_Directive:_
Write out the whole listing again, exactly as given.

_Source material:_

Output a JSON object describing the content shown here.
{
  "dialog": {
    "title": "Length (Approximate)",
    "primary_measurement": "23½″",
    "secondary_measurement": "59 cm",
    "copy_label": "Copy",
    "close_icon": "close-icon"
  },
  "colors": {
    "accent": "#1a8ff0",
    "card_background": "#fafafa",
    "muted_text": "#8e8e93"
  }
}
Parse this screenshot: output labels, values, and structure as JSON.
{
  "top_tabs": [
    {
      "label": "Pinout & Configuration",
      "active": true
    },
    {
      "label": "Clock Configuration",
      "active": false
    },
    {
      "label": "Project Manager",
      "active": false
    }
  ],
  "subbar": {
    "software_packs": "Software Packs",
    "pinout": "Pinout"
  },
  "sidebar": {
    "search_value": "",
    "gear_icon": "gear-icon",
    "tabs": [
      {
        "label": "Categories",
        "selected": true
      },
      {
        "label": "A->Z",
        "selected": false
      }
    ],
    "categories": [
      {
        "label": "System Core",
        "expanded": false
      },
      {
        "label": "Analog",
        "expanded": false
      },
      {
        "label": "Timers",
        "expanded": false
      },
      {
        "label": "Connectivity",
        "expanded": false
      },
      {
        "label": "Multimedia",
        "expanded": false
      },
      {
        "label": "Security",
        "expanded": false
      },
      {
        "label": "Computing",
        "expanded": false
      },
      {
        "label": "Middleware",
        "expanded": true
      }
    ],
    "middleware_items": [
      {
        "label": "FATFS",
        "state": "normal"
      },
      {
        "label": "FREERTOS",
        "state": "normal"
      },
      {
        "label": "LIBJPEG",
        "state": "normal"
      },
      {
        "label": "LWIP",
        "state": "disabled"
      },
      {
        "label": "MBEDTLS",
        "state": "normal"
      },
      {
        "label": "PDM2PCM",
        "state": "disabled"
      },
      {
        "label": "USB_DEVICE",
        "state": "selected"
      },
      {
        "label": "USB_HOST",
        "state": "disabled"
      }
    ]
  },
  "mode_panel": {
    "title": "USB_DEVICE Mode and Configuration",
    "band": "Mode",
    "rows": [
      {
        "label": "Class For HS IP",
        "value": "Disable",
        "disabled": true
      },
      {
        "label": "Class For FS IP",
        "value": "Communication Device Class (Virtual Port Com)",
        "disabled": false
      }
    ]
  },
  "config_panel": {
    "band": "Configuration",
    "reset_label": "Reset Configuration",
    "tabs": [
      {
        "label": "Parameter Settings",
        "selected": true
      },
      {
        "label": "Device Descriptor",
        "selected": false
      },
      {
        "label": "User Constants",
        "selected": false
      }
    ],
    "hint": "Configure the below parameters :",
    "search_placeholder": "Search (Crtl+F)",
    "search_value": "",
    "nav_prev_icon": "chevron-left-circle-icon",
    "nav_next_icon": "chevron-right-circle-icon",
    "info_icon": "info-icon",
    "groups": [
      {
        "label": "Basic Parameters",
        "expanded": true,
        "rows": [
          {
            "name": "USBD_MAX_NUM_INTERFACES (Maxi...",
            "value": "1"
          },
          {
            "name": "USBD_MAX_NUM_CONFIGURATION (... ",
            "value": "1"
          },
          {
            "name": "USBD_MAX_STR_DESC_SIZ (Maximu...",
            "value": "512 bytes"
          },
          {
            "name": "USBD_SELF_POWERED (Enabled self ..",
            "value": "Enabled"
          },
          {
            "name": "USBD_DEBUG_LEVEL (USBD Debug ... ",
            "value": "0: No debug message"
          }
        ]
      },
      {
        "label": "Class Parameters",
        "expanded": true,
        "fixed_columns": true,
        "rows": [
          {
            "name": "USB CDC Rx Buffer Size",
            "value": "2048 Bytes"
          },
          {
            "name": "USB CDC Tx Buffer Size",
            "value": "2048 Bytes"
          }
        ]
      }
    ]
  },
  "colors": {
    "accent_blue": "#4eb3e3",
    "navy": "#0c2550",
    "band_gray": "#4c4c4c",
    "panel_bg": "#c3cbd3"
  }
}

_Answer for this exercise:_
Output a JSON object describing the content shown here.
{
  "dialog": {
    "title": "Length (Approximate)",
    "primary_measurement": "23½″",
    "secondary_measurement": "59 cm",
    "copy_label": "Copy",
    "close_icon": "close-icon"
  },
  "colors": {
    "accent": "#1a8ff0",
    "card_background": "#fafafa",
    "muted_text": "#8e8e93"
  }
}
Parse this screenshot: output labels, values, and structure as JSON.
{
  "top_tabs": [
    {
      "label": "Pinout & Configuration",
      "active": true
    },
    {
      "label": "Clock Configuration",
      "active": false
    },
    {
      "label": "Project Manager",
      "active": false
    }
  ],
  "subbar": {
    "software_packs": "Software Packs",
    "pinout": "Pinout"
  },
  "sidebar": {
    "search_value": "",
    "gear_icon": "gear-icon",
    "tabs": [
      {
        "label": "Categories",
        "selected": true
      },
      {
        "label": "A->Z",
        "selected": false
      }
    ],
    "categories": [
      {
        "label": "System Core",
        "expanded": false
      },
      {
        "label": "Analog",
        "expanded": false
      },
      {
        "label": "Timers",
        "expanded": false
      },
      {
        "label": "Connectivity",
        "expanded": false
      },
      {
        "label": "Multimedia",
        "expanded": false
      },
      {
        "label": "Security",
        "expanded": false
      },
      {
        "label": "Computing",
        "expanded": false
      },
      {
        "label": "Middleware",
        "expanded": true
      }
    ],
    "middleware_items": [
      {
        "label": "FATFS",
        "state": "normal"
      },
      {
        "label": "FREERTOS",
        "state": "normal"
      },
      {
        "label": "LIBJPEG",
        "state": "normal"
      },
      {
        "label": "LWIP",
        "state": "disabled"
      },
      {
        "label": "MBEDTLS",
        "state": "normal"
      },
      {
        "label": "PDM2PCM",
        "state": "disabled"
      },
      {
        "label": "USB_DEVICE",
        "state": "selected"
      },
      {
        "label": "USB_HOST",
        "state": "disabled"
      }
    ]
  },
  "mode_panel": {
    "title": "USB_DEVICE Mode and Configuration",
    "band": "Mode",
    "rows": [
      {
        "label": "Class For HS IP",
        "value": "Disable",
        "disabled": true
      },
      {
        "label": "Class For FS IP",
        "value": "Communication Device Class (Virtual Port Com)",
        "disabled": false
      }
    ]
  },
  "config_panel": {
    "band": "Configuration",
    "reset_label": "Reset Configuration",
    "tabs": [
      {
        "label": "Parameter Settings",
        "selected": true
      },
      {
        "label": "Device Descriptor",
        "selected": false
      },
      {
        "label": "User Constants",
        "selected": false
      }
    ],
    "hint": "Configure the below parameters :",
    "search_placeholder": "Search (Crtl+F)",
    "search_value": "",
    "nav_prev_icon": "chevron-left-circle-icon",
    "nav_next_icon": "chevron-right-circle-icon",
    "info_icon": "info-icon",
    "groups": [
      {
        "label": "Basic Parameters",
        "expanded": true,
        "rows": [
          {
            "name": "USBD_MAX_NUM_INTERFACES (Maxi...",
            "value": "1"
          },
          {
            "name": "USBD_MAX_NUM_CONFIGURATION (... ",
            "value": "1"
          },
          {
            "name": "USBD_MAX_STR_DESC_SIZ (Maximu...",
            "value": "512 bytes"
          },
          {
            "name": "USBD_SELF_POWERED (Enabled self ..",
            "value": "Enabled"
          },
          {
            "name": "USBD_DEBUG_LEVEL (USBD Debug ... ",
            "value": "0: No debug message"
          }
        ]
      },
      {
        "label": "Class Parameters",
        "expanded": true,
        "fixed_columns": true,
        "rows": [
          {
            "name": "USB CDC Rx Buffer Size",
            "value": "2048 Bytes"
          },
          {
            "name": "USB CDC Tx Buffer Size",
            "value": "2048 Bytes"
          }
        ]
      }
    ]
  },
  "colors": {
    "accent_blue": "#4eb3e3",
    "navy": "#0c2550",
    "band_gray": "#4c4c4c",
    "panel_bg": "#c3cbd3"
  }
}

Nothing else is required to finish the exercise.